§ **FRAGMENTO CITADO**
------------
Si tengo un cable de 1m y 8 omhs, lo doy por ejemplo 2000 vueltas en un nucleo, sigue teniendo 8 ohms?


----------



## ernestogn (Abr 12, 2012)

En corriente continua o en corriente alterna?


----------



## Eduardo (Abr 12, 2012)

La misma resistencia pero diferente impedancia.


----------



## capitanp (Abr 12, 2012)

No creo que le puedas dar 2000 vueltas a ese cable....


----------



## Gossu (Abr 13, 2012)

Entonces pasa menos intensidad?


----------



## Eduardo (Abr 13, 2012)

Gossu dijo:


> Entonces pasa menos intensidad?


Si es la misma resistencia y mayor impedancia: 
- En que condiciones circula la misma corriente?
- En que condiciones circula menos corriente?


Antes te hicieron una pregunta que parece que te dió frío contestar (si CC o CA) y que indirectamente responde eso.


Para darle 2000 vueltas a 1m de alambre, el diámetro promedio de la espira debería ser de 0.16mm.


----------



## Gossu (Abr 13, 2012)

si, era un ejemplo lo de las vueltas. 

en cc

Impedancia le llamas a la Z no?

Z = raizcuadrada de r al cuadrado de (xc-xl) al cuadrado no? a eso te refieres?
------------
Listados de regiones anotadas:

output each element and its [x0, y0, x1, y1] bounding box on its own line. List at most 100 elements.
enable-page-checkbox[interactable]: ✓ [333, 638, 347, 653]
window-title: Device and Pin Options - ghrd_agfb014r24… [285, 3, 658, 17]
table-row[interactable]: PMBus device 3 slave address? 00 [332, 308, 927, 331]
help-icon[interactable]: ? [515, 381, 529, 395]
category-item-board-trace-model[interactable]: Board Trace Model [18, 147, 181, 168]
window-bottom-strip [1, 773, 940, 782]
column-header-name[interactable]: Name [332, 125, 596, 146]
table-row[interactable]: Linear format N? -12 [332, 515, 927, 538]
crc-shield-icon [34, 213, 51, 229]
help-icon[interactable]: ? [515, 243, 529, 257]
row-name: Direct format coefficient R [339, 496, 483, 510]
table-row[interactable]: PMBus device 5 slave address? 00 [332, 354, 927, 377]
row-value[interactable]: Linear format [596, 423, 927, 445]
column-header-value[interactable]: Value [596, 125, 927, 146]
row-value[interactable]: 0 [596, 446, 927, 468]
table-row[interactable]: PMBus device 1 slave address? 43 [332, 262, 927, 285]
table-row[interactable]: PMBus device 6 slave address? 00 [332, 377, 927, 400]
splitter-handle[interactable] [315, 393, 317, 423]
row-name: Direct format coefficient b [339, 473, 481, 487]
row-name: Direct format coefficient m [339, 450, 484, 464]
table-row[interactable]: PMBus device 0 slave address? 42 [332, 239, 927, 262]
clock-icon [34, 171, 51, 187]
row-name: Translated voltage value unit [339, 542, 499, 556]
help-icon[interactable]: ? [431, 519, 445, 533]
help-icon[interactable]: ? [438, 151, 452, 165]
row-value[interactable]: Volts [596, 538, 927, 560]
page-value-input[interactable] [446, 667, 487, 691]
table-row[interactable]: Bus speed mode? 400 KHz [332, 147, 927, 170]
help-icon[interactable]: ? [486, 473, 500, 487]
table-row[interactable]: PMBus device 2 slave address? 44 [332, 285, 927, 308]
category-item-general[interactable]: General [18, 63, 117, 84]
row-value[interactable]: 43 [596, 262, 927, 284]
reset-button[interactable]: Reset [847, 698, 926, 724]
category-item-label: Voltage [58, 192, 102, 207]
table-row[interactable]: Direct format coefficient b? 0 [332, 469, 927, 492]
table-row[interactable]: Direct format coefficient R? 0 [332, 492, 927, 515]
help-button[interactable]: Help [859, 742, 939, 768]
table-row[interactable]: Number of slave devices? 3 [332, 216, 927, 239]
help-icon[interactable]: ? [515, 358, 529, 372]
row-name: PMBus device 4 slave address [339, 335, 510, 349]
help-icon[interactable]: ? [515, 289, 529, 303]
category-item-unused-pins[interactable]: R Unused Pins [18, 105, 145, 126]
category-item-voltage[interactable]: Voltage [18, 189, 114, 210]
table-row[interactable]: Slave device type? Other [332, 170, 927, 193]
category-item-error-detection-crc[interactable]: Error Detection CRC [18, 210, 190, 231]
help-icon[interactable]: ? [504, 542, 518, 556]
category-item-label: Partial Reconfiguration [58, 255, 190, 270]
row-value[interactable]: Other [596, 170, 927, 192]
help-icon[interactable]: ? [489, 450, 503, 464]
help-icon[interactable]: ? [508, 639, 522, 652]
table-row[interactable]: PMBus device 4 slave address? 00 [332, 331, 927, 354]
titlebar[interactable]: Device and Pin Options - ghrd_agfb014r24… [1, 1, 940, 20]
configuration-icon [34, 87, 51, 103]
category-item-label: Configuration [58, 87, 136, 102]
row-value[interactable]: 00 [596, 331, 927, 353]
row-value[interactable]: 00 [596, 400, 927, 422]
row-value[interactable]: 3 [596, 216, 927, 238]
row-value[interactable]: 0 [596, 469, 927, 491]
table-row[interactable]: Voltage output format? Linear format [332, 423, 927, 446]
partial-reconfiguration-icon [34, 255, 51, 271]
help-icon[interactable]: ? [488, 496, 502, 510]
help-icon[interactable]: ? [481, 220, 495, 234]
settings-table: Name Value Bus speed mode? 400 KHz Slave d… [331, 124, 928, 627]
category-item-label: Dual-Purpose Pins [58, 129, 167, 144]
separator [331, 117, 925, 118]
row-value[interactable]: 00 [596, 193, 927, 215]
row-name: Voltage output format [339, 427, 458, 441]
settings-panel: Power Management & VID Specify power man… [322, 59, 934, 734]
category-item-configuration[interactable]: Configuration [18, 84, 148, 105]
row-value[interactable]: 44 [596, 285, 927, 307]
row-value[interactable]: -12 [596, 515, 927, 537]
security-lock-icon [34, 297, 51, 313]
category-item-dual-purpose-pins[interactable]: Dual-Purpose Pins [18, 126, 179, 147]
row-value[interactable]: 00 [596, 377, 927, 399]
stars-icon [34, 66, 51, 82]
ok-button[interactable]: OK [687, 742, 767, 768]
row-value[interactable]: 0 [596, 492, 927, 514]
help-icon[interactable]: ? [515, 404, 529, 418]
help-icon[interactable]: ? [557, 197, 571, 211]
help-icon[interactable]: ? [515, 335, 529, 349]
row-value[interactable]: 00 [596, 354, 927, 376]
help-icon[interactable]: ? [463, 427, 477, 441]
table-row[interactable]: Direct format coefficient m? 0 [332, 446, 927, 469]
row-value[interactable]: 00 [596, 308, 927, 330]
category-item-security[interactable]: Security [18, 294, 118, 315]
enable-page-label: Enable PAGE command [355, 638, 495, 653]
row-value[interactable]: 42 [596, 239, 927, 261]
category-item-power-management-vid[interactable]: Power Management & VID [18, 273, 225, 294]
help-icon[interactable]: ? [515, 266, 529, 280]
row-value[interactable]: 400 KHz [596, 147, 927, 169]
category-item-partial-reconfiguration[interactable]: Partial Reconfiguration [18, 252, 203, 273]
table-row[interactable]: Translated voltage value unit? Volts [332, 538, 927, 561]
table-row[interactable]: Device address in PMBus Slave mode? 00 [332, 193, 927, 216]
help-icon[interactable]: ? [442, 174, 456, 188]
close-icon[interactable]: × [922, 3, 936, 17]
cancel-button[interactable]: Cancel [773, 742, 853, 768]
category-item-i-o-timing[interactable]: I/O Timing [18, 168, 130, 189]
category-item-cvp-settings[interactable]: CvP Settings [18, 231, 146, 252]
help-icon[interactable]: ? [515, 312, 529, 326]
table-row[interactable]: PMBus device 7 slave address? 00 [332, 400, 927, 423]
------------
§ **TAREAS**
a - Escribe los nombres de usuario que encabezan las intervenciones del hilo sobre la resistencia de un cable enrollado, sin repetir ninguno.
b - Redacta la continuación del hilo sobre la resistencia de un cable enrollado a partir de su última intervención.

§ **RESPUESTAS DEL EJERCICIO**
a - ernestogn, Eduardo, capitanp y Gossu.

b -
Eduardo a ver si puedes ayudarme en algo, antes e puesto por aqui el tema

https://www.forosdeelectronica.com/f23/diseno-electroiman-levante-300g-73385/

a ver si me sigues esque estoy liao

*la cosa es que seria algo asi no:*

quiero que el electroiman consuma unos 3 A a 12V tonces:
12/3 = 4 Ohms tiene que tener el cable de la bobina

tonces si quiero ponerle una seccion de 1mm cuadrado que longitud tendra?

(R.S)/Resistividad=  (4*1)/0.017= 235m

Tonces enrollo esos 235m y tendre ahi 4 ohms que consumira a 12v 3A, a eso me refiero. ¿esta bien?

El problema es:

Sera capaz de darme una bateria de 12v 3A?
Y sera capaz de levantar 300g con 3A


----------



## DJ DRACO (Abr 13, 2012)

Primero concuerdo con Eduardo y con Capitanp

Segundo, si querés hacer un electroimán lo mejor es que te lo hagas bobinar por alguién que sabe algo del tema...

Una bobina tiene muchisimas características que debes respetar...desde cantidad de espiras, tamaño de nucleo, tipo de nucleo, grosor de alambre, impedancia, etc.


----------



## Don Plaquetin (Abr 13, 2012)

Gossu dijo:


> si, era un ejemplo lo de las vueltas.
> 
> en cc
> 
> ...



En la ultima te pasaste un poco en potencia con 9V 500mA lo levantas. Lee sobre gauss


----------



## Negao (Abr 13, 2012)

Te comprendo perfectamente @Gossu.
Da un paseo,piensa en otras cosas o haz musica 
Luego todo es mas claro,aunque todo esto del magnetismo parece magia.
Yo estoy igual que tu..no se donde hincarle el diente o por donde empezar.
Un saludo.


----------



## powerful (Abr 14, 2012)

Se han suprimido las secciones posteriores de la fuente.